The request. Write out all the data again, exactly as it stands.
** start Data lines **
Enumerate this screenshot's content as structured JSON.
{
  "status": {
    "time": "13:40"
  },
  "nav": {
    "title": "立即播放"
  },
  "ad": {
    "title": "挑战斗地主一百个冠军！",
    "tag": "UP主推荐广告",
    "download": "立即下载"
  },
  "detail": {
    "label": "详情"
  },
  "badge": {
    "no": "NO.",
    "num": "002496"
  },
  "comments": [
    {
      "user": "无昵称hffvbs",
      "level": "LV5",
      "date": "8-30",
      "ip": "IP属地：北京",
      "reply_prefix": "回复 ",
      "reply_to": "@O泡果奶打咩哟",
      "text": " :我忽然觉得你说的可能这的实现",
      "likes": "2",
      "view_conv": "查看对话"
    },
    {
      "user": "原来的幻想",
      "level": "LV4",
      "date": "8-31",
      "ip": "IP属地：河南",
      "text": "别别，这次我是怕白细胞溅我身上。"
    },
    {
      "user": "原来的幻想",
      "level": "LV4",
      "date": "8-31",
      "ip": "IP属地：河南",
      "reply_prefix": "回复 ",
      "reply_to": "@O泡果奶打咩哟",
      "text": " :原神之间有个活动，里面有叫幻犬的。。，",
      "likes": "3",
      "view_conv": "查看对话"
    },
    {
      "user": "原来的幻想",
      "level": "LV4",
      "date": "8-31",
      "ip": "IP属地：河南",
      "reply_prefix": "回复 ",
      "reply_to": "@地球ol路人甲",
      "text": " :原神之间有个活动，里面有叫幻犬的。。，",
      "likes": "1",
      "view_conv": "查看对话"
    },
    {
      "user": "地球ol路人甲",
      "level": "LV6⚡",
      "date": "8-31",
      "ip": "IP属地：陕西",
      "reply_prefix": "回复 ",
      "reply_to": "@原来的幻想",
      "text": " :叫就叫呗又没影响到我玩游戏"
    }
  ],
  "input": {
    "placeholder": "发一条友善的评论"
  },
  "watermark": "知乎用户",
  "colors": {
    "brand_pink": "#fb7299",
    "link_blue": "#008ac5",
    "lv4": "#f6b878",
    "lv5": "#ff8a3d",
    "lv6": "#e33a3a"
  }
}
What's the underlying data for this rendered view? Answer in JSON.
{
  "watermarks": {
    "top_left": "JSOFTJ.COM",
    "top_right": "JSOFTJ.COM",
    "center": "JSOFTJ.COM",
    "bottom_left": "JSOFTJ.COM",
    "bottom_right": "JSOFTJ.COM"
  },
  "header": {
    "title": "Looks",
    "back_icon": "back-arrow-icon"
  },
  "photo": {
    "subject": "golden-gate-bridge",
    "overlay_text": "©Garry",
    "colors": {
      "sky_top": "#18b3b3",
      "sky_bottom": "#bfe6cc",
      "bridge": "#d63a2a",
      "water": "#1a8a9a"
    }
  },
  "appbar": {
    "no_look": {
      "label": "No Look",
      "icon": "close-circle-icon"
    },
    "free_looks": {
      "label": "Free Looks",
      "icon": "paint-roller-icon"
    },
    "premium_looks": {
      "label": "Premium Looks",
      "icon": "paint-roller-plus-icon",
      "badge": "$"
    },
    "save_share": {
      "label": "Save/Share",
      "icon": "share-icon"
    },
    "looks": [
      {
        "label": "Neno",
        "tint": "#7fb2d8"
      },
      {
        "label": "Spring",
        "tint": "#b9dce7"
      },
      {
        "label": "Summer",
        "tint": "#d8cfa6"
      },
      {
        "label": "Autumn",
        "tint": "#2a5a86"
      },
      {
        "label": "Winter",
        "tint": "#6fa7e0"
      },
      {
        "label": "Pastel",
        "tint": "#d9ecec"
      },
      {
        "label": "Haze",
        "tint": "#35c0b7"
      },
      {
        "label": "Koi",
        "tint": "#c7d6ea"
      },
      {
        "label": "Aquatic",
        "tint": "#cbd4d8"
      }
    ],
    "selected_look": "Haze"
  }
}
** end Data lines **
Result for this exercise.
Enumerate this screenshot's content as structured JSON.
{
  "status": {
    "time": "13:40"
  },
  "nav": {
    "title": "立即播放"
  },
  "ad": {
    "title": "挑战斗地主一百个冠军！",
    "tag": "UP主推荐广告",
    "download": "立即下载"
  },
  "detail": {
    "label": "详情"
  },
  "badge": {
    "no": "NO.",
    "num": "002496"
  },
  "comments": [
    {
      "user": "无昵称hffvbs",
      "level": "LV5",
      "date": "8-30",
      "ip": "IP属地：北京",
      "reply_prefix": "回复 ",
      "reply_to": "@O泡果奶打咩哟",
      "text": " :我忽然觉得你说的可能这的实现",
      "likes": "2",
      "view_conv": "查看对话"
    },
    {
      "user": "原来的幻想",
      "level": "LV4",
      "date": "8-31",
      "ip": "IP属地：河南",
      "text": "别别，这次我是怕白细胞溅我身上。"
    },
    {
      "user": "原来的幻想",
      "level": "LV4",
      "date": "8-31",
      "ip": "IP属地：河南",
      "reply_prefix": "回复 ",
      "reply_to": "@O泡果奶打咩哟",
      "text": " :原神之间有个活动，里面有叫幻犬的。。，",
      "likes": "3",
      "view_conv": "查看对话"
    },
    {
      "user": "原来的幻想",
      "level": "LV4",
      "date": "8-31",
      "ip": "IP属地：河南",
      "reply_prefix": "回复 ",
      "reply_to": "@地球ol路人甲",
      "text": " :原神之间有个活动，里面有叫幻犬的。。，",
      "likes": "1",
      "view_conv": "查看对话"
    },
    {
      "user": "地球ol路人甲",
      "level": "LV6⚡",
      "date": "8-31",
      "ip": "IP属地：陕西",
      "reply_prefix": "回复 ",
      "reply_to": "@原来的幻想",
      "text": " :叫就叫呗又没影响到我玩游戏"
    }
  ],
  "input": {
    "placeholder": "发一条友善的评论"
  },
  "watermark": "知乎用户",
  "colors": {
    "brand_pink": "#fb7299",
    "link_blue": "#008ac5",
    "lv4": "#f6b878",
    "lv5": "#ff8a3d",
    "lv6": "#e33a3a"
  }
}
What's the underlying data for this rendered view? Answer in JSON.
{
  "watermarks": {
    "top_left": "JSOFTJ.COM",
    "top_right": "JSOFTJ.COM",
    "center": "JSOFTJ.COM",
    "bottom_left": "JSOFTJ.COM",
    "bottom_right": "JSOFTJ.COM"
  },
  "header": {
    "title": "Looks",
    "back_icon": "back-arrow-icon"
  },
  "photo": {
    "subject": "golden-gate-bridge",
    "overlay_text": "©Garry",
    "colors": {
      "sky_top": "#18b3b3",
      "sky_bottom": "#bfe6cc",
      "bridge": "#d63a2a",
      "water": "#1a8a9a"
    }
  },
  "appbar": {
    "no_look": {
      "label": "No Look",
      "icon": "close-circle-icon"
    },
    "free_looks": {
      "label": "Free Looks",
      "icon": "paint-roller-icon"
    },
    "premium_looks": {
      "label": "Premium Looks",
      "icon": "paint-roller-plus-icon",
      "badge": "$"
    },
    "save_share": {
      "label": "Save/Share",
      "icon": "share-icon"
    },
    "looks": [
      {
        "label": "Neno",
        "tint": "#7fb2d8"
      },
      {
        "label": "Spring",
        "tint": "#b9dce7"
      },
      {
        "label": "Summer",
        "tint": "#d8cfa6"
      },
      {
        "label": "Autumn",
        "tint": "#2a5a86"
      },
      {
        "label": "Winter",
        "tint": "#6fa7e0"
      },
      {
        "label": "Pastel",
        "tint": "#d9ecec"
      },
      {
        "label": "Haze",
        "tint": "#35c0b7"
      },
      {
        "label": "Koi",
        "tint": "#c7d6ea"
      },
      {
        "label": "Aquatic",
        "tint": "#cbd4d8"
      }
    ],
    "selected_look": "Haze"
  }
}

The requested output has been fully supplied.